> [Prompt]:
Only the number is wanted: how many lines hold the word "jarri"?

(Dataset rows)
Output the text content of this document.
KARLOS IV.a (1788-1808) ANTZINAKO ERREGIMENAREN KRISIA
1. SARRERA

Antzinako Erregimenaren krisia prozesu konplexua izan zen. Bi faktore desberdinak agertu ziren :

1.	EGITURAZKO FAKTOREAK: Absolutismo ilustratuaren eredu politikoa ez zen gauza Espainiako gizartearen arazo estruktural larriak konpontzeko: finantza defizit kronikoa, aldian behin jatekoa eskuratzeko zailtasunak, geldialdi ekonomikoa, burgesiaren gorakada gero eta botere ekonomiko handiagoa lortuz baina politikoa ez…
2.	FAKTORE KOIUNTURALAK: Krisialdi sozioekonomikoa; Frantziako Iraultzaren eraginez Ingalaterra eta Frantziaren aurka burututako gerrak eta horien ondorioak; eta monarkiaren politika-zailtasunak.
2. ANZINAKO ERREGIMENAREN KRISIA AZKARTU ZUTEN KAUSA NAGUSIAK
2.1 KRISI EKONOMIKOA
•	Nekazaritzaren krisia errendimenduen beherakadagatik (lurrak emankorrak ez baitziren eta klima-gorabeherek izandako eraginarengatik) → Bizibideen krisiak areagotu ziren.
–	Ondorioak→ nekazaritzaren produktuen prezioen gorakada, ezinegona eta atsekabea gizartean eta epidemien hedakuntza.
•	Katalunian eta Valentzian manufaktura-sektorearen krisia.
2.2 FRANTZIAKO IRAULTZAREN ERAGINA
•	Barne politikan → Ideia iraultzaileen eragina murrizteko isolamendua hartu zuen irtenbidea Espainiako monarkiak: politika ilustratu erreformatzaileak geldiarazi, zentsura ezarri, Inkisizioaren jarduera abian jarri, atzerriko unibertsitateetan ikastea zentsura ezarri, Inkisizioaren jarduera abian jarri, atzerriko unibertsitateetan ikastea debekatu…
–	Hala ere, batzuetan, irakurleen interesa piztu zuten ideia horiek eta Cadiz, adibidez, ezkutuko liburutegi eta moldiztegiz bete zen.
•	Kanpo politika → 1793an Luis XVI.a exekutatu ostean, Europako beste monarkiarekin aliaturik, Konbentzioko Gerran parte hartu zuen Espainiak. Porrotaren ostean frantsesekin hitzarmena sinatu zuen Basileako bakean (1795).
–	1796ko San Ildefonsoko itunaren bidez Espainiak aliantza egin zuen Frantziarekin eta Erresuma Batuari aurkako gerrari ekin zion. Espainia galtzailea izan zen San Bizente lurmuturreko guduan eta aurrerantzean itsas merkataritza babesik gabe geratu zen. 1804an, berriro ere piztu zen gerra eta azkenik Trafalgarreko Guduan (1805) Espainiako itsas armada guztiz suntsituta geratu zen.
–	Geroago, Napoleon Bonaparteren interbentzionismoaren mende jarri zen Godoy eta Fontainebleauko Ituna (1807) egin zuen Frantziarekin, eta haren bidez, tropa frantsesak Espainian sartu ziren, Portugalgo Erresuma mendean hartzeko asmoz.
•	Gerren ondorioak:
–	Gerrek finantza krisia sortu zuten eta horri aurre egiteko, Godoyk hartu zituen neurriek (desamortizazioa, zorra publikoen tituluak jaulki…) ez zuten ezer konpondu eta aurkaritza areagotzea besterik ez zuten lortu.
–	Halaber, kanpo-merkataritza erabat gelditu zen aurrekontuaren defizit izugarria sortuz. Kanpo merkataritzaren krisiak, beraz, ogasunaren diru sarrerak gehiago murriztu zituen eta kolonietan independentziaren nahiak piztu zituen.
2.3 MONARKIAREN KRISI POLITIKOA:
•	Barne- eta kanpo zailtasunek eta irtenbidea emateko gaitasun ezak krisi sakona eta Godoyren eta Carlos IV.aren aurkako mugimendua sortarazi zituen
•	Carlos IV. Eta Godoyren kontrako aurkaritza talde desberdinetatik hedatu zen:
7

> [Response for this exercise]:
2